-- Start SOURCE DOCUMENT --
Yet here I am, always a bridesmaid, never a bride, and it’s entirely by choice. What am I afraid of? Or what am I waiting for? Or why should I care? I mean, it’s not like Alex and I need to prove anything to anyone. We’ve survived far more than any of these couples saying their I Do’s this year, and we’ve stayed together without any legal or societal pressures to do so. We have proven our commitment again and again, so what’s the point of getting married? That is generally the way our few scattered discussions of marriage have ended. Except…

I never would have imagined back in 1993 that I would be a bridesmaid at the wedding of that Bashful Manhattanite. And I never would have imagined that I would look across the aisle at that South Jersey boy, whom I’ve loved since long before I finally told him so, with a desire to be the ones speaking those words. But here I am. And yes I was. And maybe we will. Someday. But for now, I will continue on to the next march down the aisle, this time at the wedding of my brother and the love of his life, and from there down the next aisle to celebrate my friend and the guy that almost let her get away. Perhaps someday, these people will return the favor and walk down an aisle for me. But for now, I am content to be Always a Bridesmaid, Never a Bride.

3 comments:

James Farag said...

Meg,

You are incredible. What a great post. I loved learning about the early days, adding insight to where you are now.

I felt blessed to be standing up there supporting William and Zoe.

Much love to all the wonderful people they brought together for their celebration!

James

Unknown said...

Girl- you're an amazingly talented writer. You've got me hanging on every word. You should really consider writing a book, or a screenplay. Maybe the stories of you life, but change the names to protect the innocent.

Anonymous said...

Meg,
That was a great post. I loved reading it. It leaves me wanting to know more. Eventhough I was there and know the story. I dont know its amazing.
-- End SOURCE DOCUMENT --
(SET OF TASKS)
A – Return, word for word, the part of the blog post that opens with the words containing "I felt blessed" and closes with "know its amazing.".
B – Answer these questions from the blog post:
(i) In what year could the writer never have imagined being a bridesmaid at the wedding of the Bashful Manhattanite?
(ii) At whose wedding will the writer's next march down the aisle take place?
(iii) Whom did James Farag feel blessed to be standing up there supporting?
-- Start GIVEN RECORDS --
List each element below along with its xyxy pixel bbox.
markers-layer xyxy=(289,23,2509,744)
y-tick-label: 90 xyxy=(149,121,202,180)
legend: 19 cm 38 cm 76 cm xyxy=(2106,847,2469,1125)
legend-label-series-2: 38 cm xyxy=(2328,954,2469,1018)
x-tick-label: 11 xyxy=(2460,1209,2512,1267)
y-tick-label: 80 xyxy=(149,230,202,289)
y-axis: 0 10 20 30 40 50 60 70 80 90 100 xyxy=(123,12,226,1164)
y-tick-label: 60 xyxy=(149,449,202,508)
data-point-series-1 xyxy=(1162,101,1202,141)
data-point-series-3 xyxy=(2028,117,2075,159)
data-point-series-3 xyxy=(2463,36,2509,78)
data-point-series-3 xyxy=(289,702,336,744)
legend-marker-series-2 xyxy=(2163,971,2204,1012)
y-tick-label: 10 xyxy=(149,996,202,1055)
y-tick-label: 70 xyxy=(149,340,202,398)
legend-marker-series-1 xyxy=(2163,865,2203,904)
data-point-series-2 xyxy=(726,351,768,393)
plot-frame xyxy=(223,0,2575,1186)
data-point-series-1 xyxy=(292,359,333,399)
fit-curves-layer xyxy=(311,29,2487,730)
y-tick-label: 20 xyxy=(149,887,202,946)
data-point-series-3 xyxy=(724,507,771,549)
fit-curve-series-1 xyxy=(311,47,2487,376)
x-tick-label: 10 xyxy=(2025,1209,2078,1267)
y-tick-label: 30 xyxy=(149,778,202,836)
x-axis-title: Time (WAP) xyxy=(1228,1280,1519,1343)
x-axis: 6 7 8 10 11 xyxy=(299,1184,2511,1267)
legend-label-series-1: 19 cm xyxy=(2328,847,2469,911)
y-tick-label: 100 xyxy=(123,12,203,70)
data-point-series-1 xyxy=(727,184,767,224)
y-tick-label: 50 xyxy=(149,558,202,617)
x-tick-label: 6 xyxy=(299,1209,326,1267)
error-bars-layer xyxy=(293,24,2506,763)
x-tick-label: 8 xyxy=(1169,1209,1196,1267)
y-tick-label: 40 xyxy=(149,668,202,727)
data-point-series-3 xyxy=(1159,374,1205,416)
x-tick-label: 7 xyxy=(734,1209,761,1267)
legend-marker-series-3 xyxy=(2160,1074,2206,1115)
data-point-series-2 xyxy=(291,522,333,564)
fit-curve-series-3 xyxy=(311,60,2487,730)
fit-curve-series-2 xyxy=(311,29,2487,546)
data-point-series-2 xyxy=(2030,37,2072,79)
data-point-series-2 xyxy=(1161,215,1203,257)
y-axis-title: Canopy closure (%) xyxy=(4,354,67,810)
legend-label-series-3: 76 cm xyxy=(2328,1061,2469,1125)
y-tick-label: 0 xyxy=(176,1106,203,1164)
-- End GIVEN RECORDS --
(ANSWERS FOR THE EXERCISE)
A –
I felt blessed to be standing up there supporting William and Zoe.

Much love to all the wonderful people they brought together for their celebration!

James

Unknown said...

Girl- you're an amazingly talented writer. You've got me hanging on every word. You should really consider writing a book, or a screenplay. Maybe the stories of you life, but change the names to protect the innocent.

Anonymous said...

Meg,
That was a great post. I loved reading it. It leaves me wanting to know more. Eventhough I was there and know the story. I dont know its amazing.

B –
(i) 1993
(ii) The writer's brother and the love of his life
(iii) William and Zoe